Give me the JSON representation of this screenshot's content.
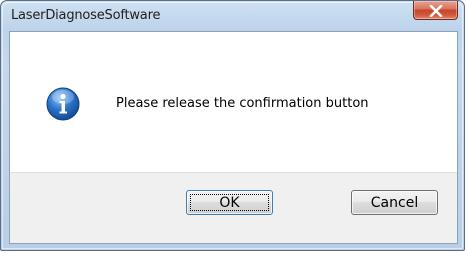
{
  "window": {
    "title": "LaserDiagnoseSoftware",
    "close_label": "X"
  },
  "dialog": {
    "icon": "info-icon",
    "message": "Please release the confirmation button"
  },
  "buttons": {
    "ok_label": "OK",
    "cancel_label": "Cancel"
  },
  "colors": {
    "close_button": "#c6452d",
    "info_icon": "#1d5fb5",
    "button_area": "#f0f0f0"
  }
}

________________________________________

• Task objective
Return every line of the records exactly as given, pictures excluded.

• Output of the task
Give me the JSON representation of this screenshot's content.
{
  "window": {
    "title": "LaserDiagnoseSoftware",
    "close_label": "X"
  },
  "dialog": {
    "icon": "info-icon",
    "message": "Please release the confirmation button"
  },
  "buttons": {
    "ok_label": "OK",
    "cancel_label": "Cancel"
  },
  "colors": {
    "close_button": "#c6452d",
    "info_icon": "#1d5fb5",
    "button_area": "#f0f0f0"
  }
}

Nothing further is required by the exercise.